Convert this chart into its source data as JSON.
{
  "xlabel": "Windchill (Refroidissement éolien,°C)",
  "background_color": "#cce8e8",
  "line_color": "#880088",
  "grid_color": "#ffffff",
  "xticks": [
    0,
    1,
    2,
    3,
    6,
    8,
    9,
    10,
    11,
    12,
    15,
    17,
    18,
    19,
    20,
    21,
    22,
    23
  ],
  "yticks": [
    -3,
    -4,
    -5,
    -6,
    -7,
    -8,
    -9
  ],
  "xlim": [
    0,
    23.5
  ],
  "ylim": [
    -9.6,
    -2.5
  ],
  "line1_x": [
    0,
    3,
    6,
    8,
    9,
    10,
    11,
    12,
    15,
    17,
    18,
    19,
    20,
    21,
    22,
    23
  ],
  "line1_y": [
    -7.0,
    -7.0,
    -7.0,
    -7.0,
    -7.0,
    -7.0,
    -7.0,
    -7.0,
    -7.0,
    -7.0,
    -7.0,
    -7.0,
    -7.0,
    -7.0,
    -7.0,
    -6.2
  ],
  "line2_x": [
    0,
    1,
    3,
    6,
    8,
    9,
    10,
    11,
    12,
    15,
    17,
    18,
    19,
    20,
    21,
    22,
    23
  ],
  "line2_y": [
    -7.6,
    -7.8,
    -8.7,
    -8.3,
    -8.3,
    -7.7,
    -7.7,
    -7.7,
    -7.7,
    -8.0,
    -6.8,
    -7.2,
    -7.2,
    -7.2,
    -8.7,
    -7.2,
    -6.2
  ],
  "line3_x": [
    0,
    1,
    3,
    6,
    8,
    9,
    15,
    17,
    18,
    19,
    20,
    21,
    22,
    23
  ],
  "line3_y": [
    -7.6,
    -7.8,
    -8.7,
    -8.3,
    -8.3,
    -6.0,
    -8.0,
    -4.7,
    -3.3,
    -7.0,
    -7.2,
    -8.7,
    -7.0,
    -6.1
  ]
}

○ ○ ○ ○ ○ ○ ○

Every entry needs to be retyped exactly.

## TASK RESULT
Convert this chart into its source data as JSON.
{
  "xlabel": "Windchill (Refroidissement éolien,°C)",
  "background_color": "#cce8e8",
  "line_color": "#880088",
  "grid_color": "#ffffff",
  "xticks": [
    0,
    1,
    2,
    3,
    6,
    8,
    9,
    10,
    11,
    12,
    15,
    17,
    18,
    19,
    20,
    21,
    22,
    23
  ],
  "yticks": [
    -3,
    -4,
    -5,
    -6,
    -7,
    -8,
    -9
  ],
  "xlim": [
    0,
    23.5
  ],
  "ylim": [
    -9.6,
    -2.5
  ],
  "line1_x": [
    0,
    3,
    6,
    8,
    9,
    10,
    11,
    12,
    15,
    17,
    18,
    19,
    20,
    21,
    22,
    23
  ],
  "line1_y": [
    -7.0,
    -7.0,
    -7.0,
    -7.0,
    -7.0,
    -7.0,
    -7.0,
    -7.0,
    -7.0,
    -7.0,
    -7.0,
    -7.0,
    -7.0,
    -7.0,
    -7.0,
    -6.2
  ],
  "line2_x": [
    0,
    1,
    3,
    6,
    8,
    9,
    10,
    11,
    12,
    15,
    17,
    18,
    19,
    20,
    21,
    22,
    23
  ],
  "line2_y": [
    -7.6,
    -7.8,
    -8.7,
    -8.3,
    -8.3,
    -7.7,
    -7.7,
    -7.7,
    -7.7,
    -8.0,
    -6.8,
    -7.2,
    -7.2,
    -7.2,
    -8.7,
    -7.2,
    -6.2
  ],
  "line3_x": [
    0,
    1,
    3,
    6,
    8,
    9,
    15,
    17,
    18,
    19,
    20,
    21,
    22,
    23
  ],
  "line3_y": [
    -7.6,
    -7.8,
    -8.7,
    -8.3,
    -8.3,
    -6.0,
    -8.0,
    -4.7,
    -3.3,
    -7.0,
    -7.2,
    -8.7,
    -7.0,
    -6.1
  ]
}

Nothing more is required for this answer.